* **Do this**
Return, word for word, the passage of the article on Goldman Sachs partners and margin calls that lies between "Certainly this is" and "ol' bottom line.", inclusive.

You think your portfolio is hurting? Yesterday, CNBC revealed that some partners at investment banking superpower Goldman Sachs (NYSE:GS) may have you beat by a long shot.

Apparently, there are partners at the Golden One who borrowed against their Goldman Sachs stock holdings through their Goldman Sachs brokerage accounts to put money into alternative investments like hedge funds. This was probably a fantastic plan while everything, including Goldman stock, was flying high, but now that Goldman's stock has lost around 60% of its value, the firm is in the awkward situation of having to make margin calls on its own partners.

Certainly this is a great example of the role that greed has played in the current financial crisis. From top to bottom, we've seen people who have gotten themselves in over their heads trying to get rich quick -- with disastrous results. In the case of the Goldman partners, it appears they'll end up taking out loans for millions or tens of millions of dollars to cover the margin call. I can't imagine that does great things for the ol' bottom line.

The other lesson, though, is that for most people, playing around with margin is about as wise as climbing Yosemite's El Capitan without ropes. As a refresher, the way margin works is that you borrow money against equity holdings to increase your total investment in an effort to bolster your returns. The catch is that the value of the equity has to remain a certain percentage of the total value of the investments, or else you get hit with the dreaded margin call.  A margin call requires that you either sell out of your investments, or add money to your account so that the equity gets back to the required levels.

As with any leveraged investment, a successful margined position can make big money, but on the downside, things can get really bad, really quickly. For example, in the case of Goldman's partners, if they had leveraged their holdings 2-to-1, the drop in Goldman's stock from its peak would have wiped out their entire equity stake and then some.

Goldman's partners aren't alone in taking a margin-induced black eye, either. Late last year, Sumner Redstone, whose holding company owns stakes in Viacom (NYSE:VIA) and CBS (NYSE:CBS), ran into a similar situation. Even worse was the debacle from Chesapeake Energy's (NYSE:CHK) CEO Aubrey McClendon -- he had to sell pretty much his whole 5% stake in the company to satisfy margin calls.

* **Extracted entries**

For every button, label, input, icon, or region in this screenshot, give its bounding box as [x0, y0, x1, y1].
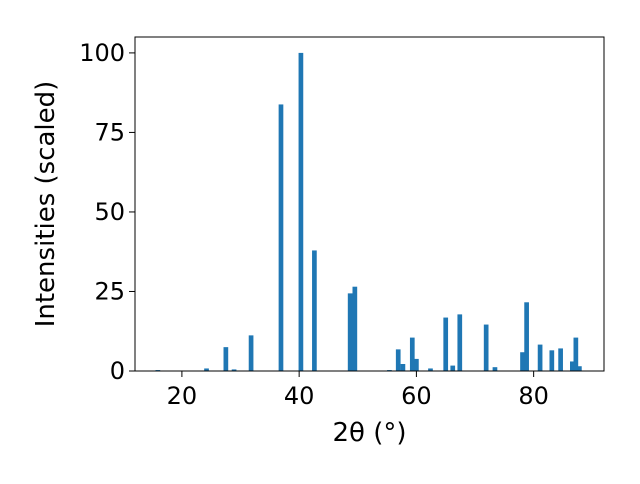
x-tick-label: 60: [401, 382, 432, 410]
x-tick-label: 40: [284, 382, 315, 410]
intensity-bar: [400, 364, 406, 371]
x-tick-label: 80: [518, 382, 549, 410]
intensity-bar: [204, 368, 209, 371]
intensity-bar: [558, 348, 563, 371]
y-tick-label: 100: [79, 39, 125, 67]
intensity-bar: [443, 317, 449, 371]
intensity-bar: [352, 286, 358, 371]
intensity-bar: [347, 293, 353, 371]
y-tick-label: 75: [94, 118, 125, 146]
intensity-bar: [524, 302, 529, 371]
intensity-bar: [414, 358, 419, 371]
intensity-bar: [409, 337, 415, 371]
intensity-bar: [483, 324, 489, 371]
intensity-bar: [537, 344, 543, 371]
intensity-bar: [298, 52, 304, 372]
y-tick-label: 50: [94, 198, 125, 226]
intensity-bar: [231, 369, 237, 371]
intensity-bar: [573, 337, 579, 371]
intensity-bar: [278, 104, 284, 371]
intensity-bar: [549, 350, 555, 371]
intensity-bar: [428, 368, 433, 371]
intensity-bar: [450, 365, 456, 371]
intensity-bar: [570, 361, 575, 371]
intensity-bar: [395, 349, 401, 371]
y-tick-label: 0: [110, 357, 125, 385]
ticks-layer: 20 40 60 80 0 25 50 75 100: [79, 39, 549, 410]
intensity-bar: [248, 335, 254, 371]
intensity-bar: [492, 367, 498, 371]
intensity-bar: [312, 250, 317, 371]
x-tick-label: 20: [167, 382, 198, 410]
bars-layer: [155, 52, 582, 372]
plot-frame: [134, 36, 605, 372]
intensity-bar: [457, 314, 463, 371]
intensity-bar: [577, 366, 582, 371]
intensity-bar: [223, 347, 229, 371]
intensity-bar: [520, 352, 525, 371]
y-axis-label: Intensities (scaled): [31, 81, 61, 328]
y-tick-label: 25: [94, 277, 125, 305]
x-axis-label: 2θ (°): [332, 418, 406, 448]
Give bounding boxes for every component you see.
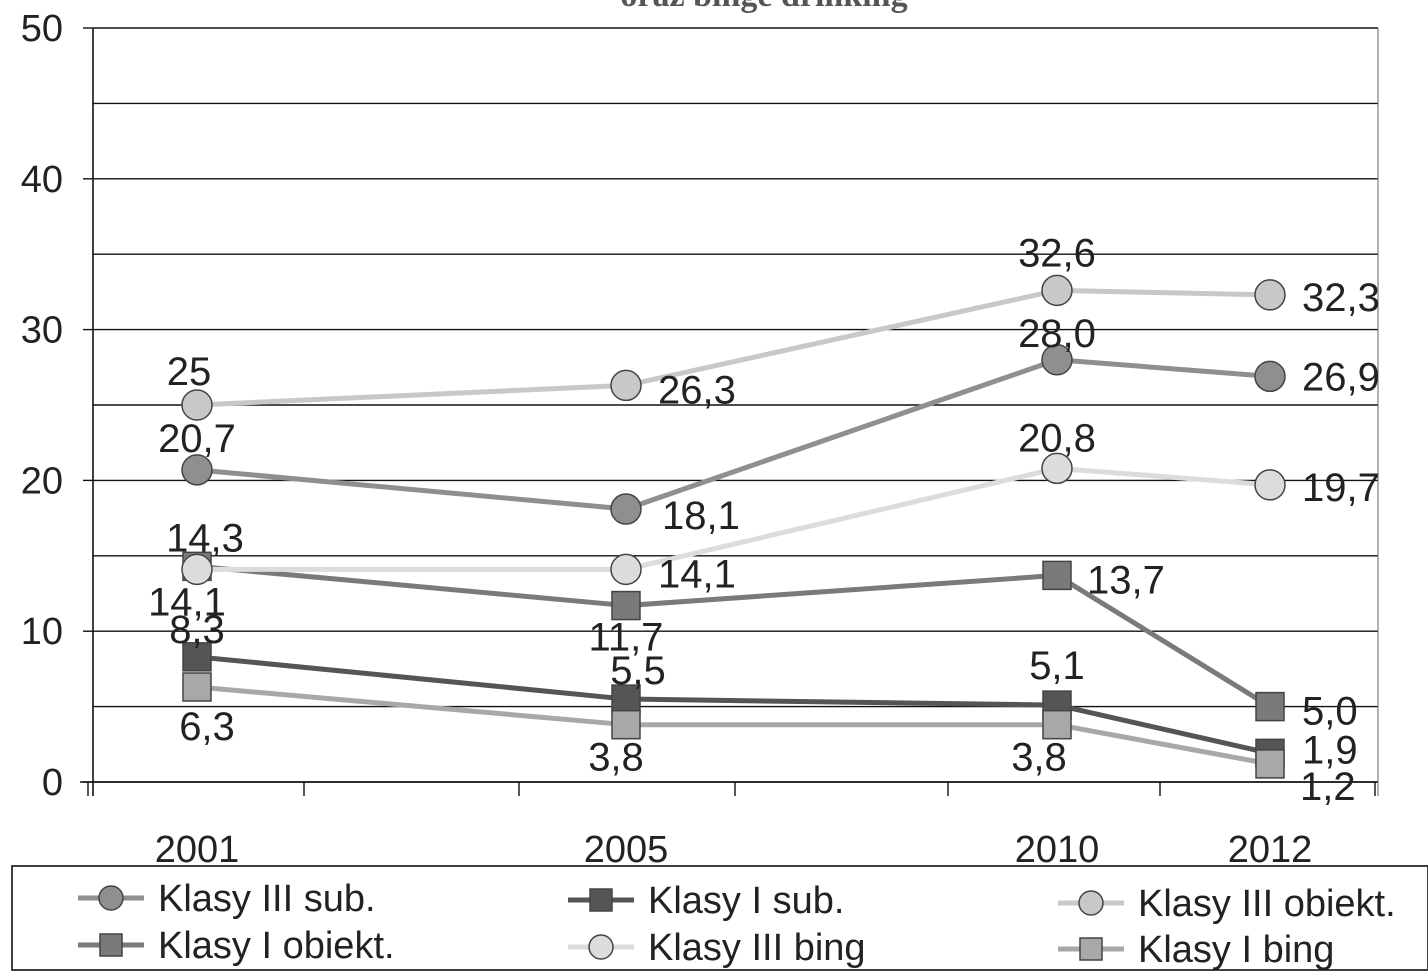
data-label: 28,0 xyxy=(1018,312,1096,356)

* **Written response**
Certainly this is a great example of the role that greed has played in the current financial crisis. From top to bottom, we've seen people who have gotten themselves in over their heads trying to get rich quick -- with disastrous results. In the case of the Goldman partners, it appears they'll end up taking out loans for millions or tens of millions of dollars to cover the margin call. I can't imagine that does great things for the ol' bottom line.